Aim of the exercise: Copy all of the material below exactly.
• • • •
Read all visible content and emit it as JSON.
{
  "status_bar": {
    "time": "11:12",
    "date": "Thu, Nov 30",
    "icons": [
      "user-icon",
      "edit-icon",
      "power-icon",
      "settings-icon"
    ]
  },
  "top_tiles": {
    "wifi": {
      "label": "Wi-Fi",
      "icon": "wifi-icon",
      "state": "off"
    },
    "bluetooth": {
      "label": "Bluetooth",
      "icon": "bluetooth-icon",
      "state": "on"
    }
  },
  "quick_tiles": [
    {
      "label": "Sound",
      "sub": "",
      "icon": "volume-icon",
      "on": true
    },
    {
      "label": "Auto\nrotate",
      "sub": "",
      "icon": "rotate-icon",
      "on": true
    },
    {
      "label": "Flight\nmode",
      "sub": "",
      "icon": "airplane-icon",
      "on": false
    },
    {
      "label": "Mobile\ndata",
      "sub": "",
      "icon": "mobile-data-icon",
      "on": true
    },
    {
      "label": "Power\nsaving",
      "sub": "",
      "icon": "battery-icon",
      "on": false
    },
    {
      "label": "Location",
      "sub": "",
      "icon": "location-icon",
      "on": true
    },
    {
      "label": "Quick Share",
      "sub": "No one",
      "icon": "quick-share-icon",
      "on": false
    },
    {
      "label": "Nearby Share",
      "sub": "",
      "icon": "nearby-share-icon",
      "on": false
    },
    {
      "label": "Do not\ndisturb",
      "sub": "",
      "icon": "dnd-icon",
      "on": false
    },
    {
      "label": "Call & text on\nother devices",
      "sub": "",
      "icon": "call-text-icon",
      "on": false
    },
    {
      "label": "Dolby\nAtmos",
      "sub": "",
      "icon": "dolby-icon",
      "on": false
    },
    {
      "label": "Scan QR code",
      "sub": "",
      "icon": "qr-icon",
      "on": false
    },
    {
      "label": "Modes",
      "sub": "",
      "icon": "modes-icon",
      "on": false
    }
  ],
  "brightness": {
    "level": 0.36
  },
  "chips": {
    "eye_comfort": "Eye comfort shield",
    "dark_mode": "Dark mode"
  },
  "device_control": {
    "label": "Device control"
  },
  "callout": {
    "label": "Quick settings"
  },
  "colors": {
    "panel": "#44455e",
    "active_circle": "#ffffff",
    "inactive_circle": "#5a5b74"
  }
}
• • • •
Output of the task:
Read all visible content and emit it as JSON.
{
  "status_bar": {
    "time": "11:12",
    "date": "Thu, Nov 30",
    "icons": [
      "user-icon",
      "edit-icon",
      "power-icon",
      "settings-icon"
    ]
  },
  "top_tiles": {
    "wifi": {
      "label": "Wi-Fi",
      "icon": "wifi-icon",
      "state": "off"
    },
    "bluetooth": {
      "label": "Bluetooth",
      "icon": "bluetooth-icon",
      "state": "on"
    }
  },
  "quick_tiles": [
    {
      "label": "Sound",
      "sub": "",
      "icon": "volume-icon",
      "on": true
    },
    {
      "label": "Auto\nrotate",
      "sub": "",
      "icon": "rotate-icon",
      "on": true
    },
    {
      "label": "Flight\nmode",
      "sub": "",
      "icon": "airplane-icon",
      "on": false
    },
    {
      "label": "Mobile\ndata",
      "sub": "",
      "icon": "mobile-data-icon",
      "on": true
    },
    {
      "label": "Power\nsaving",
      "sub": "",
      "icon": "battery-icon",
      "on": false
    },
    {
      "label": "Location",
      "sub": "",
      "icon": "location-icon",
      "on": true
    },
    {
      "label": "Quick Share",
      "sub": "No one",
      "icon": "quick-share-icon",
      "on": false
    },
    {
      "label": "Nearby Share",
      "sub": "",
      "icon": "nearby-share-icon",
      "on": false
    },
    {
      "label": "Do not\ndisturb",
      "sub": "",
      "icon": "dnd-icon",
      "on": false
    },
    {
      "label": "Call & text on\nother devices",
      "sub": "",
      "icon": "call-text-icon",
      "on": false
    },
    {
      "label": "Dolby\nAtmos",
      "sub": "",
      "icon": "dolby-icon",
      "on": false
    },
    {
      "label": "Scan QR code",
      "sub": "",
      "icon": "qr-icon",
      "on": false
    },
    {
      "label": "Modes",
      "sub": "",
      "icon": "modes-icon",
      "on": false
    }
  ],
  "brightness": {
    "level": 0.36
  },
  "chips": {
    "eye_comfort": "Eye comfort shield",
    "dark_mode": "Dark mode"
  },
  "device_control": {
    "label": "Device control"
  },
  "callout": {
    "label": "Quick settings"
  },
  "colors": {
    "panel": "#44455e",
    "active_circle": "#ffffff",
    "inactive_circle": "#5a5b74"
  }
}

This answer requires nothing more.